Goal
Could you write out every entry exactly as it stands?

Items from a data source
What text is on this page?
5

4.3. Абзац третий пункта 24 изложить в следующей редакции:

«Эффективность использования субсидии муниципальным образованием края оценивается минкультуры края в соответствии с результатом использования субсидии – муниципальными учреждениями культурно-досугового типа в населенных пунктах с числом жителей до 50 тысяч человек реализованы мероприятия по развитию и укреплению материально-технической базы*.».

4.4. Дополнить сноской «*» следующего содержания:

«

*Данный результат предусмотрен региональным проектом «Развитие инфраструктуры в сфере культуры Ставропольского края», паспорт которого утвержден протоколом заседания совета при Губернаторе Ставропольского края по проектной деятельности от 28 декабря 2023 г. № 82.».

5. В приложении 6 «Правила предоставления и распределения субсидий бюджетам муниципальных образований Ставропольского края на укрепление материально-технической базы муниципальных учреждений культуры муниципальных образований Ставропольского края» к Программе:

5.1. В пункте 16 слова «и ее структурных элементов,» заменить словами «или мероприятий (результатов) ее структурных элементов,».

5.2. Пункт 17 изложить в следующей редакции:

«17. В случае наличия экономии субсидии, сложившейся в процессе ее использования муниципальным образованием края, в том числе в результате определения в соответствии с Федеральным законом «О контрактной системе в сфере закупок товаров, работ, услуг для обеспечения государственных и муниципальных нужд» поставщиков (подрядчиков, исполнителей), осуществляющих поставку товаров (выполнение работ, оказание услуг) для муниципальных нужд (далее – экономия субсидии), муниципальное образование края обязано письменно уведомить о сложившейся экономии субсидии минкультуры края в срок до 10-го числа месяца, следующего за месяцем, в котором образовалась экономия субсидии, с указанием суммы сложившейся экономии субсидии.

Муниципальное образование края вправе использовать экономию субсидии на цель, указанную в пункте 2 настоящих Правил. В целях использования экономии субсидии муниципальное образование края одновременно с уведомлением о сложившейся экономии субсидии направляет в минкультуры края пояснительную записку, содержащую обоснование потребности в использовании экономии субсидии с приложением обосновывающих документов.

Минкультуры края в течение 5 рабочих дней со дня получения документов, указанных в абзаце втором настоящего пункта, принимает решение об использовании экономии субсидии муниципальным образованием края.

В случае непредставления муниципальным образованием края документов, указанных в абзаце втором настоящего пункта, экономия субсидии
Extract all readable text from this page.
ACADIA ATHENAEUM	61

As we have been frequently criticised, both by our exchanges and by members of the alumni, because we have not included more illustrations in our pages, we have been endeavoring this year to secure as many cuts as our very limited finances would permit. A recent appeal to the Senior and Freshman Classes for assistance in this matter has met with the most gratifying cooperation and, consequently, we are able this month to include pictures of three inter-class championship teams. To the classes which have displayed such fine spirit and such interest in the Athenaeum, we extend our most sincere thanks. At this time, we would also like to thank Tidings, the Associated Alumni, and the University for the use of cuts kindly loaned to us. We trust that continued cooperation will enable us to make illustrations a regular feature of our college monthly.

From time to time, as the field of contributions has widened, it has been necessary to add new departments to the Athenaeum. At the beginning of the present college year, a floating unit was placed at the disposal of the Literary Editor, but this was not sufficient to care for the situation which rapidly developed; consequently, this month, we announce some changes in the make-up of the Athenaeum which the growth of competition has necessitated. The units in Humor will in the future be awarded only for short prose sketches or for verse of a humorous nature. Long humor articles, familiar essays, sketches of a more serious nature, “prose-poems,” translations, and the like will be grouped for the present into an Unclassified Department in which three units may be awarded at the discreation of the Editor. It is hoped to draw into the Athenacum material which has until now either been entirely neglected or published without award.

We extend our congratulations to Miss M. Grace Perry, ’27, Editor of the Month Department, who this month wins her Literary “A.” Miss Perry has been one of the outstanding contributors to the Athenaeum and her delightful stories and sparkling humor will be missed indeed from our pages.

Solution to this task
What text is on this page?
5

4.3. Абзац третий пункта 24 изложить в следующей редакции:

«Эффективность использования субсидии муниципальным образованием края оценивается минкультуры края в соответствии с результатом использования субсидии – муниципальными учреждениями культурно-досугового типа в населенных пунктах с числом жителей до 50 тысяч человек реализованы мероприятия по развитию и укреплению материально-технической базы*.».

4.4. Дополнить сноской «*» следующего содержания:

«

*Данный результат предусмотрен региональным проектом «Развитие инфраструктуры в сфере культуры Ставропольского края», паспорт которого утвержден протоколом заседания совета при Губернаторе Ставропольского края по проектной деятельности от 28 декабря 2023 г. № 82.».

5. В приложении 6 «Правила предоставления и распределения субсидий бюджетам муниципальных образований Ставропольского края на укрепление материально-технической базы муниципальных учреждений культуры муниципальных образований Ставропольского края» к Программе:

5.1. В пункте 16 слова «и ее структурных элементов,» заменить словами «или мероприятий (результатов) ее структурных элементов,».

5.2. Пункт 17 изложить в следующей редакции:

«17. В случае наличия экономии субсидии, сложившейся в процессе ее использования муниципальным образованием края, в том числе в результате определения в соответствии с Федеральным законом «О контрактной системе в сфере закупок товаров, работ, услуг для обеспечения государственных и муниципальных нужд» поставщиков (подрядчиков, исполнителей), осуществляющих поставку товаров (выполнение работ, оказание услуг) для муниципальных нужд (далее – экономия субсидии), муниципальное образование края обязано письменно уведомить о сложившейся экономии субсидии минкультуры края в срок до 10-го числа месяца, следующего за месяцем, в котором образовалась экономия субсидии, с указанием суммы сложившейся экономии субсидии.

Муниципальное образование края вправе использовать экономию субсидии на цель, указанную в пункте 2 настоящих Правил. В целях использования экономии субсидии муниципальное образование края одновременно с уведомлением о сложившейся экономии субсидии направляет в минкультуры края пояснительную записку, содержащую обоснование потребности в использовании экономии субсидии с приложением обосновывающих документов.

Минкультуры края в течение 5 рабочих дней со дня получения документов, указанных в абзаце втором настоящего пункта, принимает решение об использовании экономии субсидии муниципальным образованием края.

В случае непредставления муниципальным образованием края документов, указанных в абзаце втором настоящего пункта, экономия субсидии
Extract all readable text from this page.
ACADIA ATHENAEUM	61

As we have been frequently criticised, both by our exchanges and by members of the alumni, because we have not included more illustrations in our pages, we have been endeavoring this year to secure as many cuts as our very limited finances would permit. A recent appeal to the Senior and Freshman Classes for assistance in this matter has met with the most gratifying cooperation and, consequently, we are able this month to include pictures of three inter-class championship teams. To the classes which have displayed such fine spirit and such interest in the Athenaeum, we extend our most sincere thanks. At this time, we would also like to thank Tidings, the Associated Alumni, and the University for the use of cuts kindly loaned to us. We trust that continued cooperation will enable us to make illustrations a regular feature of our college monthly.

From time to time, as the field of contributions has widened, it has been necessary to add new departments to the Athenaeum. At the beginning of the present college year, a floating unit was placed at the disposal of the Literary Editor, but this was not sufficient to care for the situation which rapidly developed; consequently, this month, we announce some changes in the make-up of the Athenaeum which the growth of competition has necessitated. The units in Humor will in the future be awarded only for short prose sketches or for verse of a humorous nature. Long humor articles, familiar essays, sketches of a more serious nature, “prose-poems,” translations, and the like will be grouped for the present into an Unclassified Department in which three units may be awarded at the discreation of the Editor. It is hoped to draw into the Athenacum material which has until now either been entirely neglected or published without award.

We extend our congratulations to Miss M. Grace Perry, ’27, Editor of the Month Department, who this month wins her Literary “A.” Miss Perry has been one of the outstanding contributors to the Athenaeum and her delightful stories and sparkling humor will be missed indeed from our pages.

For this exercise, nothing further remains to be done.